:: WHAT IS ASKED ::
A) According to the breakfast passage, what is the most important thing at the end of the day?
B) Duplicate, word for word, the stretch of the breakfast passage from "The Final Verdict" through "what matter most.".

:: EXCERPTED PASSAGE ::
:::::
But wait. If there is zero a difference between eating and not eating breakfast, does it matter at all? Well, yes. Just not the way you might have thought.

The Final Verdict

Breakfast is important, but not more so than lunch, dinner, and everything else you eat daily. It all matters. Because at the end of the day, the most important thing is calorie consumption. And everything you eat affects caloric intake. Calories are calories, and if you’re trying to improve your health and fitness, they are what matter most.

Eating breakfast and skipping breakfast are both effective. Fasting works well for me and it works well for several people who I coach, but that doesn’t mean it’s going to work best for you. In fitness, everything can work. The trick is finding what’s right for you. That’s where the magic happens, no matter when you eat breakfast.

If you wake up hungry and want food, eat. And by all means, enjoy it! Maybe try this easy, grab-and-go granola recipe from Sonima’s new resident chef, Amie Valpone. But if eating in the morning feels like a chore, it’s perfectly okay to skip breakfast. You’ll get better results doing whichever works best for you.

 

Healthy Cherry Granola

 

 

Ingredients

2 cups rolled oats (gluten-free, if desired)
:::::
Spatial annotation entries
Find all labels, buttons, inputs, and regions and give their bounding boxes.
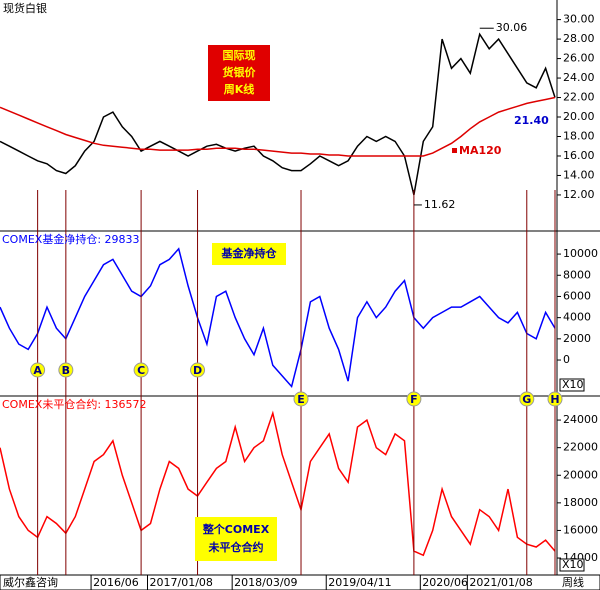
x-tick-label: 2019/04/11 [328,576,391,589]
y-tick-label: 8000 [563,268,591,281]
unit-box [559,378,585,392]
y-tick-label: 22.00 [563,91,595,104]
y-tick-label: 10000 [563,247,598,260]
y-tick-label: 20000 [563,468,598,481]
x-tick-label: 2017/01/08 [150,576,213,589]
event-marker-label: C [137,364,145,377]
event-marker-label: A [33,364,42,377]
title-box-text: 货银价 [222,65,257,79]
event-marker-label: D [193,364,202,377]
y-tick-label: 28.00 [563,32,595,45]
y-tick-label: 2000 [563,332,591,345]
event-marker-label: G [522,393,531,406]
y-tick-label: 18.00 [563,129,595,142]
unit-box [559,558,585,572]
panel-title: COMEX未平仓合约: 136572 [2,397,147,411]
event-marker-label: E [297,393,305,406]
source: 威尔鑫咨询 [3,575,58,589]
event-marker [519,391,535,407]
title-box [208,45,270,101]
series-line [0,96,556,157]
annotation: 11.62 [424,198,456,211]
event-marker [58,362,74,378]
instrument-title: 现货白银 [3,1,47,15]
event-marker [190,362,206,378]
event-marker [30,362,46,378]
y-tick-label: 6000 [563,289,591,302]
x-tick-label: 2018/03/09 [234,576,297,589]
y-tick-label: 30.00 [563,13,595,26]
series-line [0,410,556,557]
x-tick-label: 2020/06 [422,576,468,589]
y-tick-label: 4000 [563,311,591,324]
event-marker [133,362,149,378]
annotation: 21.40 [514,114,549,127]
event-marker-label: B [62,364,70,377]
unit-label: X10 [562,558,584,571]
y-tick-label: 22000 [563,441,598,454]
y-tick-label: 18000 [563,496,598,509]
event-marker [406,391,422,407]
y-tick-label: 0 [563,353,570,366]
label-box [195,517,277,561]
y-tick-label: 20.00 [563,110,595,123]
panel-title: COMEX基金净持仓: 29833 [2,232,140,246]
y-tick-label: 26.00 [563,52,595,65]
y-tick-label: 12.00 [563,188,595,201]
event-marker-label: F [410,393,418,406]
annotation: 30.06 [496,21,527,34]
event-marker [293,391,309,407]
label-box-text: 未平仓合约 [208,540,264,554]
label-box-text: 整个COMEX [202,522,270,536]
label-box [212,243,286,265]
label-box-text: 基金净持仓 [221,246,278,260]
period: 周线 [562,575,584,589]
event-marker-label: H [550,393,559,406]
title-box-text: 国际现 [223,48,256,62]
x-tick-label: 2021/01/08 [469,576,532,589]
y-tick-label: 24.00 [563,71,595,84]
legend-swatch [452,148,457,153]
y-tick-label: 24000 [563,413,598,426]
event-marker [547,391,563,407]
unit-label: X10 [562,378,584,391]
legend-label: MA120 [459,144,502,157]
y-tick-label: 16.00 [563,149,595,162]
title-box-text: 周K线 [224,82,255,96]
x-tick-label: 2016/06 [93,576,139,589]
x-axis-strip [0,574,600,590]
series-line [0,247,556,389]
y-tick-label: 14.00 [563,168,595,181]
y-tick-label: 16000 [563,523,598,536]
:::::
:: TASK-BY-TASK OUTPUTS ::
A) Calorie consumption.

B)
The Final Verdict

Breakfast is important, but not more so than lunch, dinner, and everything else you eat daily. It all matters. Because at the end of the day, the most important thing is calorie consumption. And everything you eat affects caloric intake. Calories are calories, and if you’re trying to improve your health and fitness, they are what matter most.